++++ Entries shown

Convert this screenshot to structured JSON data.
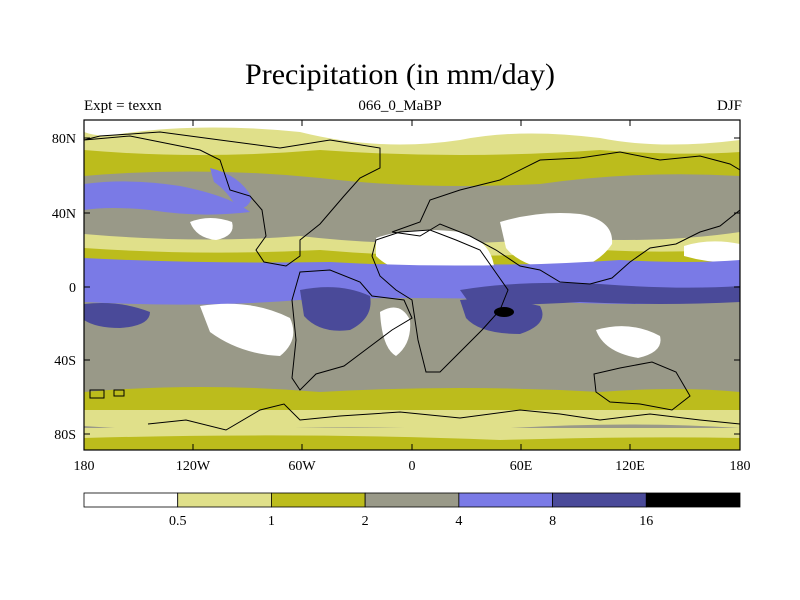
{
  "title": "Precipitation (in mm/day)",
  "subtitle_left": "Expt = texxn",
  "subtitle_center": "066_0_MaBP",
  "subtitle_right": "DJF",
  "lat_labels": [
    "80N",
    "40N",
    "0",
    "40S",
    "80S"
  ],
  "lon_labels": [
    "180",
    "120W",
    "60W",
    "0",
    "60E",
    "120E",
    "180"
  ],
  "colorbar": {
    "labels": [
      "0.5",
      "1",
      "2",
      "4",
      "8",
      "16"
    ],
    "colors": [
      "#ffffff",
      "#e0e08a",
      "#bcbc1c",
      "#999988",
      "#7a7ae6",
      "#4a4a99",
      "#000000"
    ]
  },
  "colors": {
    "dry": "#ffffff",
    "light": "#e0e08a",
    "olive": "#bcbc1c",
    "gray": "#999988",
    "blue": "#7a7ae6",
    "navy": "#4a4a99",
    "black": "#000000"
  }
}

++++++++

[Your objective]:
Copy every record above exactly as written, but leave out the pictures.

[Task solution]:
Convert this screenshot to structured JSON data.
{
  "title": "Precipitation (in mm/day)",
  "subtitle_left": "Expt = texxn",
  "subtitle_center": "066_0_MaBP",
  "subtitle_right": "DJF",
  "lat_labels": [
    "80N",
    "40N",
    "0",
    "40S",
    "80S"
  ],
  "lon_labels": [
    "180",
    "120W",
    "60W",
    "0",
    "60E",
    "120E",
    "180"
  ],
  "colorbar": {
    "labels": [
      "0.5",
      "1",
      "2",
      "4",
      "8",
      "16"
    ],
    "colors": [
      "#ffffff",
      "#e0e08a",
      "#bcbc1c",
      "#999988",
      "#7a7ae6",
      "#4a4a99",
      "#000000"
    ]
  },
  "colors": {
    "dry": "#ffffff",
    "light": "#e0e08a",
    "olive": "#bcbc1c",
    "gray": "#999988",
    "blue": "#7a7ae6",
    "navy": "#4a4a99",
    "black": "#000000"
  }
}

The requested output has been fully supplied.